• Problem description
Every line below should be copied exactly; drop the pictures.

** begin Information provided **

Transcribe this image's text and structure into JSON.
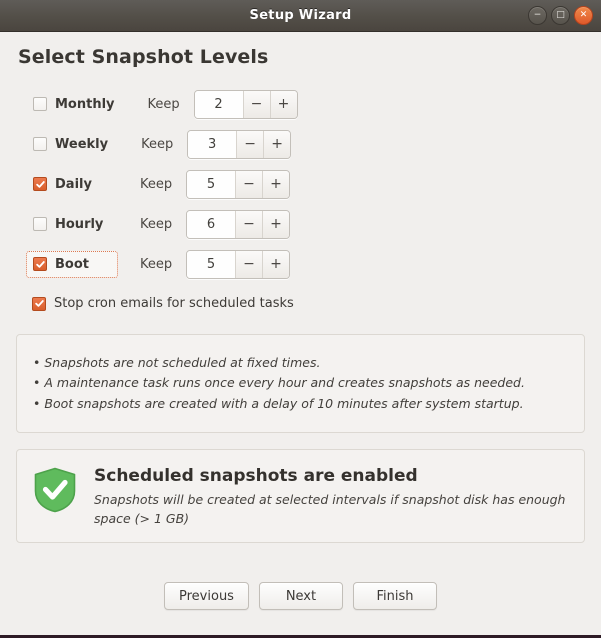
{
  "window": {
    "title": "Setup Wizard",
    "controls": [
      {
        "name": "minimize",
        "glyph": "−"
      },
      {
        "name": "maximize",
        "glyph": "□"
      },
      {
        "name": "close",
        "glyph": "✕"
      }
    ]
  },
  "page": {
    "title": "Select Snapshot Levels"
  },
  "levels": [
    {
      "label": "Monthly",
      "checked": false,
      "focused": false,
      "keep_label": "Keep",
      "value": "2",
      "minus": "−",
      "plus": "+"
    },
    {
      "label": "Weekly",
      "checked": false,
      "focused": false,
      "keep_label": "Keep",
      "value": "3",
      "minus": "−",
      "plus": "+"
    },
    {
      "label": "Daily",
      "checked": true,
      "focused": false,
      "keep_label": "Keep",
      "value": "5",
      "minus": "−",
      "plus": "+"
    },
    {
      "label": "Hourly",
      "checked": false,
      "focused": false,
      "keep_label": "Keep",
      "value": "6",
      "minus": "−",
      "plus": "+"
    },
    {
      "label": "Boot",
      "checked": true,
      "focused": true,
      "keep_label": "Keep",
      "value": "5",
      "minus": "−",
      "plus": "+"
    }
  ],
  "cron": {
    "label": "Stop cron emails for scheduled tasks",
    "checked": true
  },
  "notes": {
    "bullet": "•",
    "lines": [
      "Snapshots are not scheduled at fixed times.",
      "A maintenance task runs once every hour and creates snapshots as needed.",
      "Boot snapshots are created with a delay of 10 minutes after system startup."
    ]
  },
  "status": {
    "icon": "shield-check-icon",
    "title": "Scheduled snapshots are enabled",
    "description": "Snapshots will be created at selected intervals if snapshot disk has enough space (> 1 GB)"
  },
  "footer": {
    "previous": "Previous",
    "next": "Next",
    "finish": "Finish"
  },
  "colors": {
    "accent_orange": "#d95f2c",
    "status_green": "#5cb85c",
    "titlebar": "#544f49",
    "background": "#f1efed"
  }
}
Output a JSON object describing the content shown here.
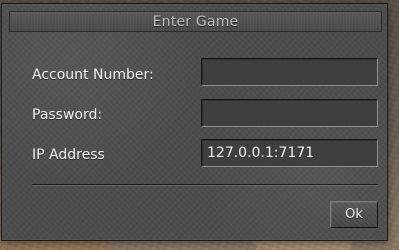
{
  "dialog": {
    "title": "Enter Game",
    "fields": {
      "account_number": {
        "label": "Account Number:",
        "value": "",
        "placeholder": ""
      },
      "password": {
        "label": "Password:",
        "value": "",
        "placeholder": ""
      },
      "ip_address": {
        "label": "IP Address",
        "value": "127.0.0.1:7171",
        "placeholder": ""
      }
    },
    "buttons": {
      "ok": "Ok"
    }
  }
}
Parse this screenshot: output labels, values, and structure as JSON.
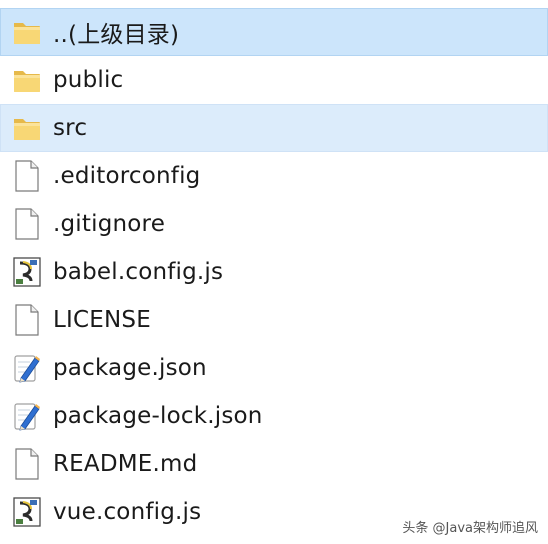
{
  "files": [
    {
      "name": "..(上级目录)",
      "icon": "folder-icon",
      "state": "selected"
    },
    {
      "name": "public",
      "icon": "folder-icon",
      "state": ""
    },
    {
      "name": "src",
      "icon": "folder-icon",
      "state": "hover"
    },
    {
      "name": ".editorconfig",
      "icon": "file-icon",
      "state": ""
    },
    {
      "name": ".gitignore",
      "icon": "file-icon",
      "state": ""
    },
    {
      "name": "babel.config.js",
      "icon": "script-icon",
      "state": ""
    },
    {
      "name": "LICENSE",
      "icon": "file-icon",
      "state": ""
    },
    {
      "name": "package.json",
      "icon": "edit-document-icon",
      "state": ""
    },
    {
      "name": "package-lock.json",
      "icon": "edit-document-icon",
      "state": ""
    },
    {
      "name": "README.md",
      "icon": "file-icon",
      "state": ""
    },
    {
      "name": "vue.config.js",
      "icon": "script-icon",
      "state": ""
    }
  ],
  "watermark": "头条 @Java架构师追风",
  "colors": {
    "selected_bg": "#cce5fb",
    "hover_bg": "#dcecfb",
    "folder": "#f6d56a"
  }
}
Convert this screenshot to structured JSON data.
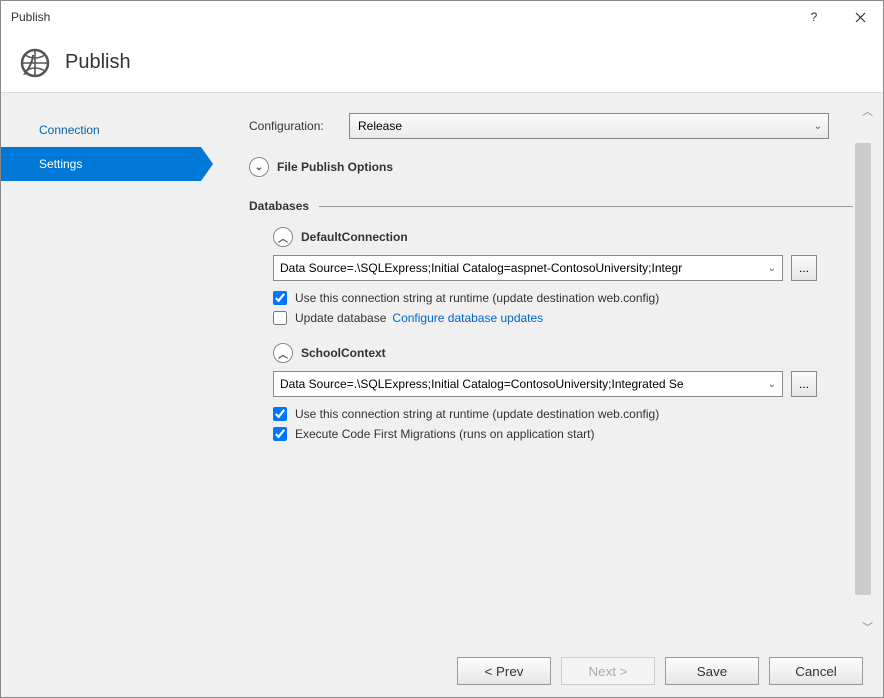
{
  "window": {
    "title": "Publish"
  },
  "header": {
    "title": "Publish"
  },
  "sidebar": {
    "items": [
      {
        "label": "Connection",
        "active": false
      },
      {
        "label": "Settings",
        "active": true
      }
    ]
  },
  "settings": {
    "config_label": "Configuration:",
    "config_value": "Release",
    "file_publish_options_label": "File Publish Options",
    "databases_label": "Databases",
    "databases": [
      {
        "name": "DefaultConnection",
        "conn": "Data Source=.\\SQLExpress;Initial Catalog=aspnet-ContosoUniversity;Integr",
        "checkbox1": {
          "checked": true,
          "label": "Use this connection string at runtime (update destination web.config)"
        },
        "checkbox2": {
          "checked": false,
          "label": "Update database"
        },
        "link": "Configure database updates"
      },
      {
        "name": "SchoolContext",
        "conn": "Data Source=.\\SQLExpress;Initial Catalog=ContosoUniversity;Integrated Se",
        "checkbox1": {
          "checked": true,
          "label": "Use this connection string at runtime (update destination web.config)"
        },
        "checkbox2": {
          "checked": true,
          "label": "Execute Code First Migrations (runs on application start)"
        }
      }
    ]
  },
  "footer": {
    "prev": "< Prev",
    "next": "Next >",
    "save": "Save",
    "cancel": "Cancel"
  },
  "browse_label": "..."
}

** end Information provided **

• Task solution
Transcribe this image's text and structure into JSON.
{
  "window": {
    "title": "Setup Wizard",
    "controls": [
      {
        "name": "minimize",
        "glyph": "−"
      },
      {
        "name": "maximize",
        "glyph": "□"
      },
      {
        "name": "close",
        "glyph": "✕"
      }
    ]
  },
  "page": {
    "title": "Select Snapshot Levels"
  },
  "levels": [
    {
      "label": "Monthly",
      "checked": false,
      "focused": false,
      "keep_label": "Keep",
      "value": "2",
      "minus": "−",
      "plus": "+"
    },
    {
      "label": "Weekly",
      "checked": false,
      "focused": false,
      "keep_label": "Keep",
      "value": "3",
      "minus": "−",
      "plus": "+"
    },
    {
      "label": "Daily",
      "checked": true,
      "focused": false,
      "keep_label": "Keep",
      "value": "5",
      "minus": "−",
      "plus": "+"
    },
    {
      "label": "Hourly",
      "checked": false,
      "focused": false,
      "keep_label": "Keep",
      "value": "6",
      "minus": "−",
      "plus": "+"
    },
    {
      "label": "Boot",
      "checked": true,
      "focused": true,
      "keep_label": "Keep",
      "value": "5",
      "minus": "−",
      "plus": "+"
    }
  ],
  "cron": {
    "label": "Stop cron emails for scheduled tasks",
    "checked": true
  },
  "notes": {
    "bullet": "•",
    "lines": [
      "Snapshots are not scheduled at fixed times.",
      "A maintenance task runs once every hour and creates snapshots as needed.",
      "Boot snapshots are created with a delay of 10 minutes after system startup."
    ]
  },
  "status": {
    "icon": "shield-check-icon",
    "title": "Scheduled snapshots are enabled",
    "description": "Snapshots will be created at selected intervals if snapshot disk has enough space (> 1 GB)"
  },
  "footer": {
    "previous": "Previous",
    "next": "Next",
    "finish": "Finish"
  },
  "colors": {
    "accent_orange": "#d95f2c",
    "status_green": "#5cb85c",
    "titlebar": "#544f49",
    "background": "#f1efed"
  }
}
Output a JSON object describing the content shown here.
{
  "dialog": {
    "title": "Enter Game",
    "fields": {
      "account_number": {
        "label": "Account Number:",
        "value": "",
        "placeholder": ""
      },
      "password": {
        "label": "Password:",
        "value": "",
        "placeholder": ""
      },
      "ip_address": {
        "label": "IP Address",
        "value": "127.0.0.1:7171",
        "placeholder": ""
      }
    },
    "buttons": {
      "ok": "Ok"
    }
  }
}
Parse this screenshot: output labels, values, and structure as JSON.
{
  "files": [
    {
      "name": "..(上级目录)",
      "icon": "folder-icon",
      "state": "selected"
    },
    {
      "name": "public",
      "icon": "folder-icon",
      "state": ""
    },
    {
      "name": "src",
      "icon": "folder-icon",
      "state": "hover"
    },
    {
      "name": ".editorconfig",
      "icon": "file-icon",
      "state": ""
    },
    {
      "name": ".gitignore",
      "icon": "file-icon",
      "state": ""
    },
    {
      "name": "babel.config.js",
      "icon": "script-icon",
      "state": ""
    },
    {
      "name": "LICENSE",
      "icon": "file-icon",
      "state": ""
    },
    {
      "name": "package.json",
      "icon": "edit-document-icon",
      "state": ""
    },
    {
      "name": "package-lock.json",
      "icon": "edit-document-icon",
      "state": ""
    },
    {
      "name": "README.md",
      "icon": "file-icon",
      "state": ""
    },
    {
      "name": "vue.config.js",
      "icon": "script-icon",
      "state": ""
    }
  ],
  "watermark": "头条 @Java架构师追风",
  "colors": {
    "selected_bg": "#cce5fb",
    "hover_bg": "#dcecfb",
    "folder": "#f6d56a"
  }
}
Convert this screenshot to structured JSON data.
{
  "window": {
    "title": "Publish"
  },
  "header": {
    "title": "Publish"
  },
  "sidebar": {
    "items": [
      {
        "label": "Connection",
        "active": false
      },
      {
        "label": "Settings",
        "active": true
      }
    ]
  },
  "settings": {
    "config_label": "Configuration:",
    "config_value": "Release",
    "file_publish_options_label": "File Publish Options",
    "databases_label": "Databases",
    "databases": [
      {
        "name": "DefaultConnection",
        "conn": "Data Source=.\\SQLExpress;Initial Catalog=aspnet-ContosoUniversity;Integr",
        "checkbox1": {
          "checked": true,
          "label": "Use this connection string at runtime (update destination web.config)"
        },
        "checkbox2": {
          "checked": false,
          "label": "Update database"
        },
        "link": "Configure database updates"
      },
      {
        "name": "SchoolContext",
        "conn": "Data Source=.\\SQLExpress;Initial Catalog=ContosoUniversity;Integrated Se",
        "checkbox1": {
          "checked": true,
          "label": "Use this connection string at runtime (update destination web.config)"
        },
        "checkbox2": {
          "checked": true,
          "label": "Execute Code First Migrations (runs on application start)"
        }
      }
    ]
  },
  "footer": {
    "prev": "< Prev",
    "next": "Next >",
    "save": "Save",
    "cancel": "Cancel"
  },
  "browse_label": "..."
}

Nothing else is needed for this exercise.